**TASK INSTRUCTIONS**
Could you write out every entry exactly as it stands?

+++

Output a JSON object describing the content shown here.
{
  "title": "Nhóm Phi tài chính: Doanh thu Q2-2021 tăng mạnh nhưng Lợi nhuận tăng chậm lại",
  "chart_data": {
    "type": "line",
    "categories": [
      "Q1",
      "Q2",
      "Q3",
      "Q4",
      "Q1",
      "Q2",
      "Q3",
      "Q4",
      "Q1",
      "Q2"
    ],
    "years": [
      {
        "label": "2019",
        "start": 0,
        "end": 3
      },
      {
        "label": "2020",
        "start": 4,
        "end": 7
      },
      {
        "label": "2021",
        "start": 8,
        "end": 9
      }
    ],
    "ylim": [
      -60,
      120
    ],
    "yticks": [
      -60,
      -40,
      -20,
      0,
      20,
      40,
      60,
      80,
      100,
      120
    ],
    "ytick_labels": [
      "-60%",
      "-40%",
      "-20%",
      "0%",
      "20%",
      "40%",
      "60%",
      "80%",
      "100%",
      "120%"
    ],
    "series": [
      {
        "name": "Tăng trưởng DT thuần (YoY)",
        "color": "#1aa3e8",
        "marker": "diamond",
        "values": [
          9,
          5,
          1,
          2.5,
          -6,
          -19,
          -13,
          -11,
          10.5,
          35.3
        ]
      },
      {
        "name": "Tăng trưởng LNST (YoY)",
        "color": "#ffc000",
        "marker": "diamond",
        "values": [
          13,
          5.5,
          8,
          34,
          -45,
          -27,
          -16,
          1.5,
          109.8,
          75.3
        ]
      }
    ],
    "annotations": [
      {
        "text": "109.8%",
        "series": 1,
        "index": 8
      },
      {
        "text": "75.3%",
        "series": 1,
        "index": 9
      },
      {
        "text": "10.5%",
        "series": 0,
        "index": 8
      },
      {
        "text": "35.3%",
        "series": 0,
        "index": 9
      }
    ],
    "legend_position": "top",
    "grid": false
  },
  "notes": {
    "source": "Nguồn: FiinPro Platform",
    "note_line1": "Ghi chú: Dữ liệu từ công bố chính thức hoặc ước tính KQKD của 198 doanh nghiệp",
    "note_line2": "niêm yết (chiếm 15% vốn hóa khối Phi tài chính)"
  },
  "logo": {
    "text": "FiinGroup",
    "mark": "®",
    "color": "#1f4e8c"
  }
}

+++

**ANSWER BELOW**
Output a JSON object describing the content shown here.
{
  "title": "Nhóm Phi tài chính: Doanh thu Q2-2021 tăng mạnh nhưng Lợi nhuận tăng chậm lại",
  "chart_data": {
    "type": "line",
    "categories": [
      "Q1",
      "Q2",
      "Q3",
      "Q4",
      "Q1",
      "Q2",
      "Q3",
      "Q4",
      "Q1",
      "Q2"
    ],
    "years": [
      {
        "label": "2019",
        "start": 0,
        "end": 3
      },
      {
        "label": "2020",
        "start": 4,
        "end": 7
      },
      {
        "label": "2021",
        "start": 8,
        "end": 9
      }
    ],
    "ylim": [
      -60,
      120
    ],
    "yticks": [
      -60,
      -40,
      -20,
      0,
      20,
      40,
      60,
      80,
      100,
      120
    ],
    "ytick_labels": [
      "-60%",
      "-40%",
      "-20%",
      "0%",
      "20%",
      "40%",
      "60%",
      "80%",
      "100%",
      "120%"
    ],
    "series": [
      {
        "name": "Tăng trưởng DT thuần (YoY)",
        "color": "#1aa3e8",
        "marker": "diamond",
        "values": [
          9,
          5,
          1,
          2.5,
          -6,
          -19,
          -13,
          -11,
          10.5,
          35.3
        ]
      },
      {
        "name": "Tăng trưởng LNST (YoY)",
        "color": "#ffc000",
        "marker": "diamond",
        "values": [
          13,
          5.5,
          8,
          34,
          -45,
          -27,
          -16,
          1.5,
          109.8,
          75.3
        ]
      }
    ],
    "annotations": [
      {
        "text": "109.8%",
        "series": 1,
        "index": 8
      },
      {
        "text": "75.3%",
        "series": 1,
        "index": 9
      },
      {
        "text": "10.5%",
        "series": 0,
        "index": 8
      },
      {
        "text": "35.3%",
        "series": 0,
        "index": 9
      }
    ],
    "legend_position": "top",
    "grid": false
  },
  "notes": {
    "source": "Nguồn: FiinPro Platform",
    "note_line1": "Ghi chú: Dữ liệu từ công bố chính thức hoặc ước tính KQKD của 198 doanh nghiệp",
    "note_line2": "niêm yết (chiếm 15% vốn hóa khối Phi tài chính)"
  },
  "logo": {
    "text": "FiinGroup",
    "mark": "®",
    "color": "#1f4e8c"
  }
}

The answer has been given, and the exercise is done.